═════ Passage provided ═════

(1) Recall S&P ratings update (here): now that Irish 10-year spreads, predictably, are pushing beyond 300bps spread on German bund, what service did S&P provide to the bonds buyers who subscribed to the latest Irish issue of 5-year bonds on the back of AAA rating? The yields, as I have predicted (see here and here) on our bonds have moved in above the Greeks' leaving a wave of devastation behind in the balance sheets of those who bought into this paper on the back of S&P's ratings;
(2) Despite Mr Lenihan's assurances to the contrary on last night's Prime Time, the government is appearing to run thin on actual liquidity (in addition to running thin on any ideas). Do the maths. Mr Lenihan (who was, it must be said, trying to do his best in answering tough questions and did solicit some real compassion from this observer for being, evidently, under immense pressure both inside the Cabinet and in the wider world) stated that banks recapitalization requirements were ca €10bn in 2009.
Now, we know this figure was hammered out but the incompetent risk-pricing non-entities in the Department of Finance on the basis of the following assumptions:
(a) BofI and AIB raising some €2-3bn of their own funding,
(b) Anglo's depositors staying put (saying nothing about other banks' depositors),
(c) shares valuations for the three banks at twice above current, and
(d) no skeletons in the closets when it comes to loan books.
All four of these assumptions have now been challenged. So why is Mr Lenihan sticking to this figure? Is it because he has nothing new coming in with the morning briefing papers from our civil service mandarins?
Some commentators estimate the state exposure under recapitalization/guarantee schemes at €30bn. I would put the figure at a more modest €16-18bn. This would leave Mr Lenihan with just €2-4bn reserve to finance, in 2009 alone:
- a 10% deficit (ca €8bn in borrowing in excess of already acquired funds);
- a 'stimulus' package (ca €2bn);
- state credit pumping operations (via Anglo) (ca €5bn); and
- €5bn worth of maturing bonds...

═════

## Parts of the exercise
1 > In the Irish finance commentary above, rewrite the paragraph beginning "Despite Mr Lenihan's assurances" as a short bulleted list that keeps its main facts.
2 > Answer these questions using the Irish finance commentary above:
(a) Beyond what spread over the German bund are Irish 10-year spreads said to be pushing?
(b) At what figure does the author put the state exposure under the recapitalization and guarantee schemes?
(c) What is the approximate cost given for the 'stimulus' package?

═════ Provided information ═════

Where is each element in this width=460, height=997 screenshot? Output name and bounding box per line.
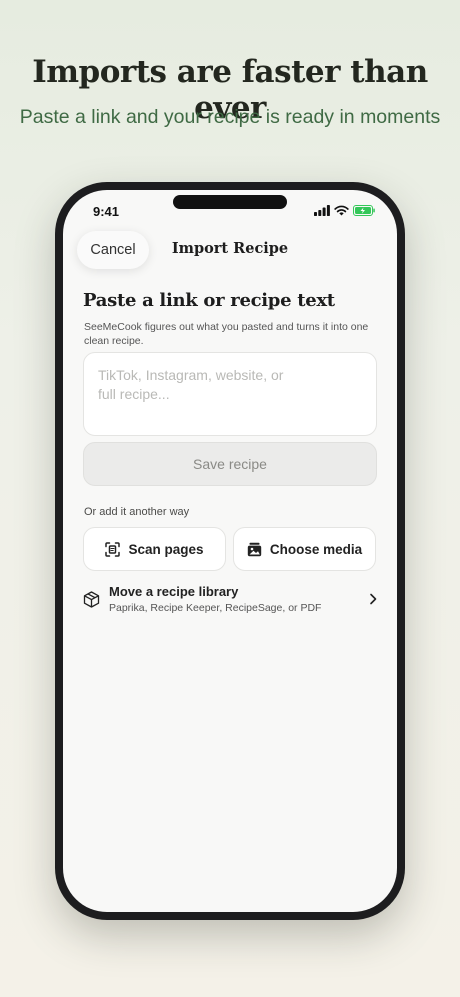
scan-icon (105, 541, 121, 557)
save-recipe-button[interactable]: Save recipe (83, 442, 377, 486)
section-description: SeeMeCook figures out what you pasted an… (84, 321, 369, 347)
dynamic-island (173, 195, 287, 209)
status-icons (314, 205, 375, 216)
promo-subhead: Paste a link and your recipe is ready in… (19, 106, 441, 128)
section-title: Paste a link or recipe text (83, 290, 335, 311)
library-title: Move a recipe library (109, 584, 239, 599)
recipe-link-input[interactable] (83, 352, 377, 436)
cancel-button[interactable]: Cancel (77, 231, 149, 269)
wifi-icon (334, 205, 349, 216)
battery-charging-icon (353, 205, 375, 216)
chevron-right-icon (369, 593, 377, 605)
status-time: 9:41 (93, 204, 120, 219)
choose-media-label: Choose media (269, 541, 363, 557)
choose-media-button[interactable]: Choose media (233, 527, 376, 571)
photo-library-icon (247, 542, 262, 557)
phone-screen: 9:41 Cancel Import Recipe Paste a link o… (63, 190, 397, 912)
signal-icon (314, 205, 330, 216)
phone-frame: 9:41 Cancel Import Recipe Paste a link o… (55, 182, 405, 920)
nav-title: Import Recipe (171, 240, 289, 257)
library-subtitle: Paprika, Recipe Keeper, RecipeSage, or P… (109, 602, 322, 614)
scan-pages-label: Scan pages (128, 541, 204, 557)
alternatives-label: Or add it another way (84, 506, 190, 518)
package-icon (83, 590, 100, 608)
library-text: Move a recipe library Paprika, Recipe Ke… (109, 584, 369, 614)
move-library-row[interactable]: Move a recipe library Paprika, Recipe Ke… (83, 582, 377, 616)
scan-pages-button[interactable]: Scan pages (83, 527, 226, 571)
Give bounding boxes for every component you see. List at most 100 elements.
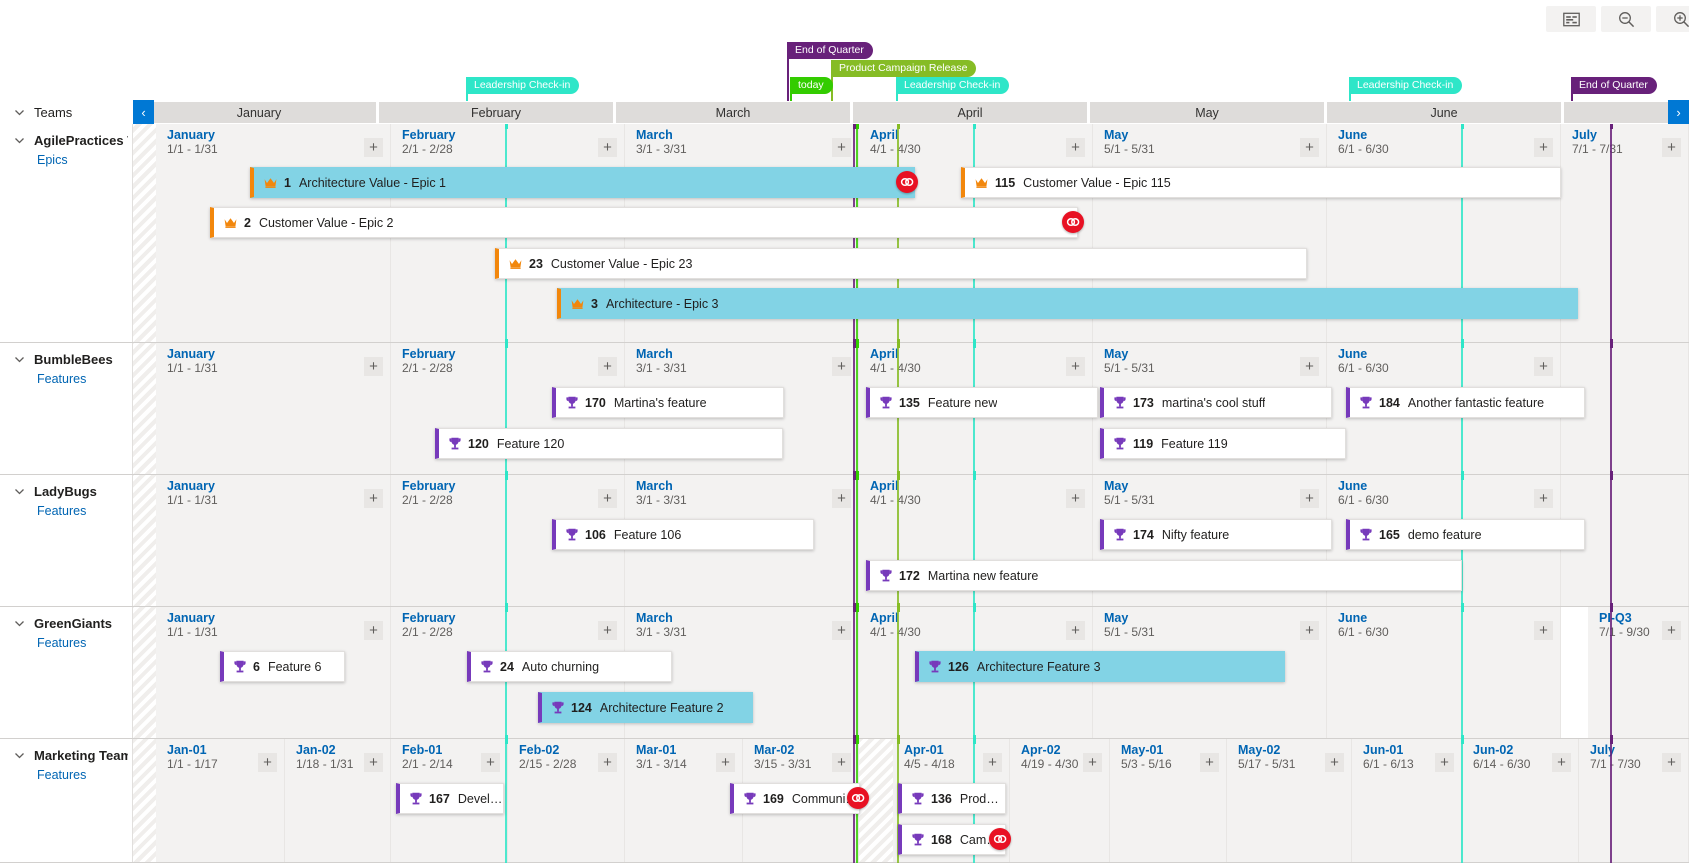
iteration-name[interactable]: Jan-01 [167,743,207,757]
iteration-name[interactable]: March [636,347,673,361]
iteration-name[interactable]: Apr-02 [1021,743,1061,757]
iteration-name[interactable]: June [1338,347,1367,361]
add-item-button[interactable]: + [598,138,617,157]
iteration-name[interactable]: Jun-02 [1473,743,1513,757]
iteration-name[interactable]: March [636,128,673,142]
iteration-name[interactable]: February [402,347,456,361]
add-item-button[interactable]: + [832,489,851,508]
add-item-button[interactable]: + [1435,753,1454,772]
iteration-name[interactable]: February [402,128,456,142]
add-item-button[interactable]: + [1662,138,1681,157]
work-item-card[interactable]: 2 Customer Value - Epic 2 [210,207,1078,238]
work-item-card[interactable]: 3 Architecture - Epic 3 [557,288,1578,319]
iteration-name[interactable]: January [167,347,215,361]
add-item-button[interactable]: + [598,753,617,772]
iteration-name[interactable]: April [870,479,898,493]
milestone-flag[interactable]: Product Campaign Release [833,60,977,77]
chevron-down-icon[interactable] [14,750,25,761]
iteration-name[interactable]: April [870,128,898,142]
add-item-button[interactable]: + [1325,753,1344,772]
add-item-button[interactable]: + [1066,489,1085,508]
iteration-name[interactable]: May-01 [1121,743,1163,757]
add-item-button[interactable]: + [1066,357,1085,376]
dependency-badge[interactable] [896,171,918,193]
work-item-card[interactable]: 172 Martina new feature [866,560,1462,591]
add-item-button[interactable]: + [364,138,383,157]
add-item-button[interactable]: + [1083,753,1102,772]
add-item-button[interactable]: + [598,357,617,376]
add-item-button[interactable]: + [598,621,617,640]
milestone-flag[interactable]: End of Quarter [1573,77,1657,94]
work-item-card[interactable]: 135 Feature new [866,387,1098,418]
work-item-card[interactable]: 170 Martina's feature [552,387,784,418]
work-item-card[interactable]: 167 Develo... [396,783,504,814]
add-item-button[interactable]: + [1662,753,1681,772]
iteration-name[interactable]: April [870,611,898,625]
add-item-button[interactable]: + [1662,621,1681,640]
iteration-name[interactable]: March [636,611,673,625]
iteration-name[interactable]: June [1338,479,1367,493]
add-item-button[interactable]: + [1300,621,1319,640]
iteration-name[interactable]: January [167,128,215,142]
iteration-name[interactable]: February [402,611,456,625]
add-item-button[interactable]: + [983,753,1002,772]
iteration-name[interactable]: April [870,347,898,361]
add-item-button[interactable]: + [832,753,851,772]
chevron-down-icon[interactable] [14,486,25,497]
milestone-flag[interactable]: today [792,77,833,94]
add-item-button[interactable]: + [364,357,383,376]
work-item-card[interactable]: 136 Produc... [898,783,1006,814]
teams-column-header[interactable]: Teams [0,100,133,124]
add-item-button[interactable]: + [1300,138,1319,157]
work-item-card[interactable]: 1 Architecture Value - Epic 1 [250,167,915,198]
delivery-plan-grid[interactable]: AgilePractices T...EpicsJanuary1/1 - 1/3… [0,124,1689,863]
add-item-button[interactable]: + [258,753,277,772]
milestone-flag[interactable]: Leadership Check-in [468,77,580,94]
work-item-card[interactable]: 106 Feature 106 [552,519,814,550]
team-backlog-link[interactable]: Features [37,636,86,650]
iteration-name[interactable]: Mar-02 [754,743,794,757]
dependency-badge[interactable] [847,787,869,809]
iteration-name[interactable]: June [1338,128,1367,142]
add-item-button[interactable]: + [481,753,500,772]
milestone-flag[interactable]: Leadership Check-in [1351,77,1463,94]
team-name-row[interactable]: AgilePractices T... [14,133,128,148]
team-backlog-link[interactable]: Epics [37,153,68,167]
add-item-button[interactable]: + [364,489,383,508]
add-item-button[interactable]: + [1534,489,1553,508]
chevron-down-icon[interactable] [14,618,25,629]
add-item-button[interactable]: + [1534,138,1553,157]
timeline-next-button[interactable]: › [1668,100,1689,124]
iteration-name[interactable]: PI-Q3 [1599,611,1632,625]
work-item-card[interactable]: 119 Feature 119 [1100,428,1346,459]
add-item-button[interactable]: + [364,621,383,640]
work-item-card[interactable]: 115 Customer Value - Epic 115 [961,167,1561,198]
dependency-badge[interactable] [989,828,1011,850]
work-item-card[interactable]: 124 Architecture Feature 2 [538,692,753,723]
iteration-name[interactable]: May [1104,347,1128,361]
add-item-button[interactable]: + [716,753,735,772]
iteration-name[interactable]: May [1104,128,1128,142]
team-backlog-link[interactable]: Features [37,504,86,518]
iteration-name[interactable]: Jan-02 [296,743,336,757]
team-name-row[interactable]: GreenGiants [14,616,128,631]
add-item-button[interactable]: + [832,621,851,640]
chevron-down-icon[interactable] [14,135,25,146]
iteration-name[interactable]: Mar-01 [636,743,676,757]
dependency-badge[interactable] [1062,211,1084,233]
work-item-card[interactable]: 184 Another fantastic feature [1346,387,1585,418]
add-item-button[interactable]: + [832,357,851,376]
iteration-name[interactable]: January [167,611,215,625]
work-item-card[interactable]: 126 Architecture Feature 3 [915,651,1285,682]
timeline-prev-button[interactable]: ‹ [133,100,154,124]
iteration-name[interactable]: January [167,479,215,493]
add-item-button[interactable]: + [1552,753,1571,772]
add-item-button[interactable]: + [1300,357,1319,376]
work-item-card[interactable]: 23 Customer Value - Epic 23 [495,248,1307,279]
team-name-row[interactable]: Marketing Team [14,748,128,763]
milestone-flag[interactable]: Leadership Check-in [898,77,1010,94]
team-name-row[interactable]: BumbleBees [14,352,128,367]
chevron-down-icon[interactable] [14,354,25,365]
add-item-button[interactable]: + [832,138,851,157]
add-item-button[interactable]: + [1066,621,1085,640]
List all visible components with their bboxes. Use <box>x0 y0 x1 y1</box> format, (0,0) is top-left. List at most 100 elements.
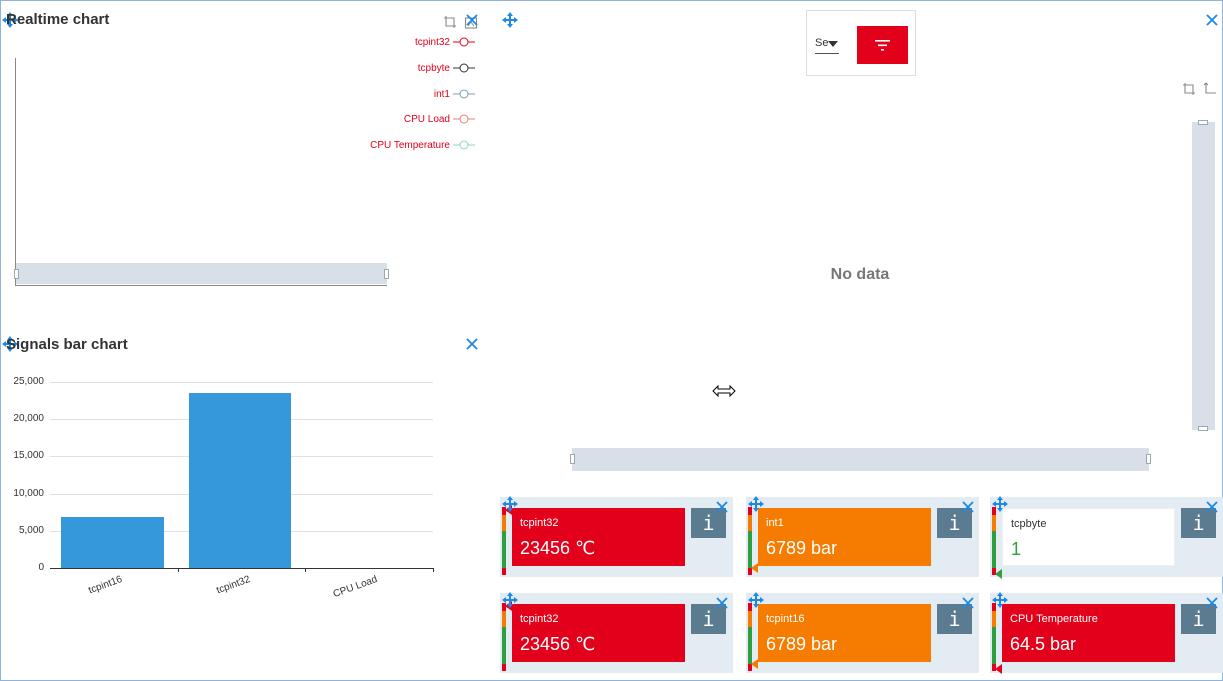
move-icon[interactable] <box>747 591 765 609</box>
level-gauge <box>502 507 506 575</box>
chevron-down-icon <box>828 41 838 47</box>
x-axis-line <box>50 568 433 569</box>
zoom-reset-icon[interactable] <box>1182 82 1196 96</box>
signal-select[interactable]: Se <box>815 37 839 54</box>
level-pointer-icon <box>995 568 1002 579</box>
bar-chart-plot: 0 5,000 10,000 15,000 20,000 25,000 tcpint16 tc… <box>0 328 490 601</box>
chart-legend: tcpint32 tcpbyte int1 CPU Load CPU Tempe… <box>300 35 475 155</box>
level-pointer-icon <box>751 659 758 670</box>
slider-handle-right[interactable] <box>384 269 389 279</box>
x-tick-mark <box>177 568 179 572</box>
x-tick-mark <box>305 568 307 572</box>
close-icon[interactable] <box>715 596 729 610</box>
no-data-text: No data <box>830 266 890 283</box>
close-icon[interactable] <box>715 500 729 514</box>
legend-item[interactable]: tcpbyte <box>418 61 475 75</box>
signal-tile: int1 6789 bar i <box>746 495 979 577</box>
signal-card[interactable]: tcpbyte 1 <box>1002 508 1175 566</box>
y-tick-label: 20,000 <box>13 413 44 425</box>
filter-box: Se <box>806 10 916 76</box>
x-tick-label: CPU Load <box>332 574 380 601</box>
signal-label: tcpint16 <box>766 613 805 625</box>
horizontal-zoom-slider[interactable] <box>570 448 1151 471</box>
horizontal-zoom-slider[interactable] <box>14 263 389 284</box>
signal-tile: tcpint16 6789 bar i <box>746 591 979 673</box>
signal-label: tcpint32 <box>520 613 559 625</box>
close-icon[interactable] <box>1205 500 1219 514</box>
signal-tile: tcpint32 23456 ℃ i <box>500 591 733 673</box>
signal-value: 23456 ℃ <box>520 634 596 654</box>
legend-item[interactable]: CPU Load <box>404 112 475 126</box>
signal-label: CPU Temperature <box>1010 613 1098 625</box>
move-icon[interactable] <box>747 495 765 513</box>
signal-label: int1 <box>766 517 784 529</box>
signal-card[interactable]: CPU Temperature 64.5 bar <box>1002 604 1175 662</box>
x-tick-label: tcpint16 <box>87 574 124 597</box>
legend-line-icon <box>453 63 475 73</box>
bar[interactable] <box>61 517 164 568</box>
close-icon[interactable] <box>961 596 975 610</box>
legend-line-icon <box>453 89 475 99</box>
level-pointer-icon <box>995 663 1002 674</box>
slider-handle-right[interactable] <box>1146 454 1151 464</box>
close-icon[interactable] <box>465 13 479 27</box>
signal-tile: tcpint32 23456 ℃ i <box>500 495 733 577</box>
level-gauge <box>992 507 996 575</box>
chart-y-axis <box>15 58 16 286</box>
close-icon[interactable] <box>1205 596 1219 610</box>
signal-card[interactable]: tcpint32 23456 ℃ <box>512 604 685 662</box>
signal-tile: tcpbyte 1 i <box>990 495 1223 579</box>
filter-button[interactable] <box>857 26 908 64</box>
x-tick-mark <box>433 568 434 572</box>
move-icon[interactable] <box>991 495 1009 513</box>
signal-value: 23456 ℃ <box>520 538 596 558</box>
y-tick-label: 10,000 <box>13 487 44 499</box>
grid-line <box>50 382 433 383</box>
restore-icon[interactable] <box>1203 82 1217 96</box>
signal-label: tcpint32 <box>520 517 559 529</box>
close-icon[interactable] <box>1205 13 1219 27</box>
slider-handle-left[interactable] <box>570 454 575 464</box>
move-icon[interactable] <box>501 11 519 29</box>
signal-card[interactable]: tcpint32 23456 ℃ <box>512 508 685 566</box>
signal-value: 6789 bar <box>766 538 838 558</box>
level-pointer-icon <box>751 563 758 574</box>
slider-handle-bottom[interactable] <box>1198 426 1208 431</box>
legend-line-icon <box>453 37 475 47</box>
resize-cursor-icon <box>712 385 736 397</box>
bar-chart-panel: Signals bar chart 0 5,000 10,000 15,000 20,0… <box>0 328 490 601</box>
realtime-chart-panel: Realtime chart tcpint32 tcpbyte int1 CPU… <box>0 0 490 300</box>
slider-handle-left[interactable] <box>14 269 19 279</box>
move-icon[interactable] <box>501 591 519 609</box>
vertical-zoom-slider[interactable] <box>1192 120 1215 431</box>
signal-card[interactable]: int1 6789 bar <box>758 508 931 566</box>
level-gauge <box>992 603 996 671</box>
legend-line-icon <box>453 140 475 150</box>
signal-value: 1 <box>1011 539 1022 559</box>
signal-value: 64.5 bar <box>1010 634 1077 654</box>
legend-item[interactable]: tcpint32 <box>415 35 475 49</box>
chart-x-axis <box>15 285 387 286</box>
close-icon[interactable] <box>961 500 975 514</box>
y-tick-label: 25,000 <box>13 376 44 387</box>
zoom-reset-icon[interactable] <box>443 15 457 29</box>
signal-label: tcpbyte <box>1011 518 1047 530</box>
legend-item[interactable]: CPU Temperature <box>370 138 475 152</box>
table-panel: Se No data <box>495 0 1223 490</box>
y-tick-label: 15,000 <box>13 450 44 462</box>
signal-card[interactable]: tcpint16 6789 bar <box>758 604 931 662</box>
signal-value: 6789 bar <box>766 634 838 654</box>
slider-handle-top[interactable] <box>1198 120 1208 125</box>
y-tick-label: 5,000 <box>18 524 44 536</box>
y-tick-label: 0 <box>38 562 44 573</box>
move-icon[interactable] <box>501 495 519 513</box>
legend-item[interactable]: int1 <box>434 87 475 101</box>
legend-line-icon <box>453 114 475 124</box>
filter-icon <box>875 40 890 51</box>
realtime-chart-title: Realtime chart <box>6 11 110 28</box>
signal-tile: CPU Temperature 64.5 bar i <box>990 591 1223 674</box>
bar[interactable] <box>189 393 292 568</box>
level-gauge <box>502 603 506 671</box>
x-tick-label: tcpint32 <box>214 574 252 597</box>
move-icon[interactable] <box>991 591 1009 609</box>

═════

## Task results
1 >
- On last night's Prime Time, Mr Lenihan gave assurances that the government was not running short of liquidity.
- Despite those assurances, the government appears to be running thin on actual liquidity, as well as on ideas.
- Mr Lenihan was trying his best to answer tough questions and was evidently under immense pressure, both inside the Cabinet and in the wider world. This drew some real compassion from the observer.
- He stated that the banks' recapitalization requirements were approximately €10bn in 2009.

2 >
(a) 300bps
(b) €16-18bn
(c) About €2bn